_JOB_:
Extract every line below, verbatim.

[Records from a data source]
□ □ □ □ □ □ □

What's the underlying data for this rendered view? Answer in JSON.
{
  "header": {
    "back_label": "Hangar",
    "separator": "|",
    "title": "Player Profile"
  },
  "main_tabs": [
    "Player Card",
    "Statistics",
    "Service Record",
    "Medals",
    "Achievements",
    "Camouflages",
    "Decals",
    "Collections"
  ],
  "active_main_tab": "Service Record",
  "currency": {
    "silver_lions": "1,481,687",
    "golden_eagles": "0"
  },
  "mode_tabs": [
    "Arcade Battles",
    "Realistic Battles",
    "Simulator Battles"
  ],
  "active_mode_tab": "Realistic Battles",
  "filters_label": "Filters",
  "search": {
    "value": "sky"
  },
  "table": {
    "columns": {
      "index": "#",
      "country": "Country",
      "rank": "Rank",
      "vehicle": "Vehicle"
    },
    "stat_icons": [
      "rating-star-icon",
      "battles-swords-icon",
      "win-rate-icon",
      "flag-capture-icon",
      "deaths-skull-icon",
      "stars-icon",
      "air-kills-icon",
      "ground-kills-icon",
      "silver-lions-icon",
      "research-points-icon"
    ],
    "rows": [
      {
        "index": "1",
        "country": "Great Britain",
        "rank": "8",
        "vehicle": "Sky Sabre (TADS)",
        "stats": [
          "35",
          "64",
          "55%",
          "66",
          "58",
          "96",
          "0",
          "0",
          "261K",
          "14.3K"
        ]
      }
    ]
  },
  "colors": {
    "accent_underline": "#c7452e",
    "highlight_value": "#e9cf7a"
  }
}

□ □ □ □ □ □ □

_EXPECTED ANSWER_:
What's the underlying data for this rendered view? Answer in JSON.
{
  "header": {
    "back_label": "Hangar",
    "separator": "|",
    "title": "Player Profile"
  },
  "main_tabs": [
    "Player Card",
    "Statistics",
    "Service Record",
    "Medals",
    "Achievements",
    "Camouflages",
    "Decals",
    "Collections"
  ],
  "active_main_tab": "Service Record",
  "currency": {
    "silver_lions": "1,481,687",
    "golden_eagles": "0"
  },
  "mode_tabs": [
    "Arcade Battles",
    "Realistic Battles",
    "Simulator Battles"
  ],
  "active_mode_tab": "Realistic Battles",
  "filters_label": "Filters",
  "search": {
    "value": "sky"
  },
  "table": {
    "columns": {
      "index": "#",
      "country": "Country",
      "rank": "Rank",
      "vehicle": "Vehicle"
    },
    "stat_icons": [
      "rating-star-icon",
      "battles-swords-icon",
      "win-rate-icon",
      "flag-capture-icon",
      "deaths-skull-icon",
      "stars-icon",
      "air-kills-icon",
      "ground-kills-icon",
      "silver-lions-icon",
      "research-points-icon"
    ],
    "rows": [
      {
        "index": "1",
        "country": "Great Britain",
        "rank": "8",
        "vehicle": "Sky Sabre (TADS)",
        "stats": [
          "35",
          "64",
          "55%",
          "66",
          "58",
          "96",
          "0",
          "0",
          "261K",
          "14.3K"
        ]
      }
    ]
  },
  "colors": {
    "accent_underline": "#c7452e",
    "highlight_value": "#e9cf7a"
  }
}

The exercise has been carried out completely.